Return all entries word for word, but drop any images.

■ DATA EXTRACT:
———
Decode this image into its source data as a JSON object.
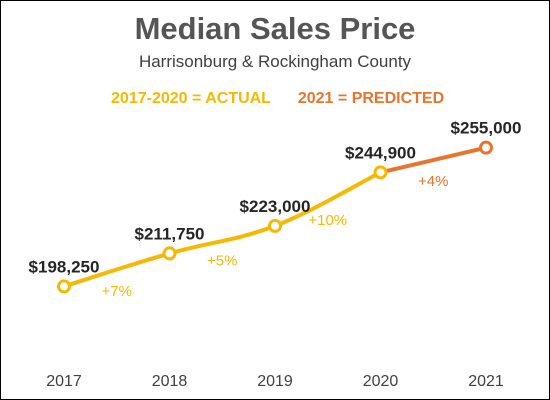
{
  "chart_data": {
    "type": "line",
    "title": "Median Sales Price",
    "subtitle": "Harrisonburg & Rockingham County",
    "legend": [
      {
        "label": "2017-2020 = ACTUAL",
        "color": "#f6b800"
      },
      {
        "label": "2021 = PREDICTED",
        "color": "#e8742d"
      }
    ],
    "legend_position": "top",
    "categories": [
      "2017",
      "2018",
      "2019",
      "2020",
      "2021"
    ],
    "values": [
      198250,
      211750,
      223000,
      244900,
      255000
    ],
    "value_labels": [
      "$198,250",
      "$211,750",
      "$223,000",
      "$244,900",
      "$255,000"
    ],
    "change_labels": [
      "+7%",
      "+5%",
      "+10%",
      "+4%"
    ],
    "actual_color": "#f6b800",
    "predicted_color": "#e8742d",
    "predicted_from_index": 3,
    "ylim": [
      180000,
      270000
    ],
    "grid": false,
    "xlabel": "",
    "ylabel": ""
  }
}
———
■ RESPONSE TO THE EXERCISE:
Decode this image into its source data as a JSON object.
{
  "chart_data": {
    "type": "line",
    "title": "Median Sales Price",
    "subtitle": "Harrisonburg & Rockingham County",
    "legend": [
      {
        "label": "2017-2020 = ACTUAL",
        "color": "#f6b800"
      },
      {
        "label": "2021 = PREDICTED",
        "color": "#e8742d"
      }
    ],
    "legend_position": "top",
    "categories": [
      "2017",
      "2018",
      "2019",
      "2020",
      "2021"
    ],
    "values": [
      198250,
      211750,
      223000,
      244900,
      255000
    ],
    "value_labels": [
      "$198,250",
      "$211,750",
      "$223,000",
      "$244,900",
      "$255,000"
    ],
    "change_labels": [
      "+7%",
      "+5%",
      "+10%",
      "+4%"
    ],
    "actual_color": "#f6b800",
    "predicted_color": "#e8742d",
    "predicted_from_index": 3,
    "ylim": [
      180000,
      270000
    ],
    "grid": false,
    "xlabel": "",
    "ylabel": ""
  }
}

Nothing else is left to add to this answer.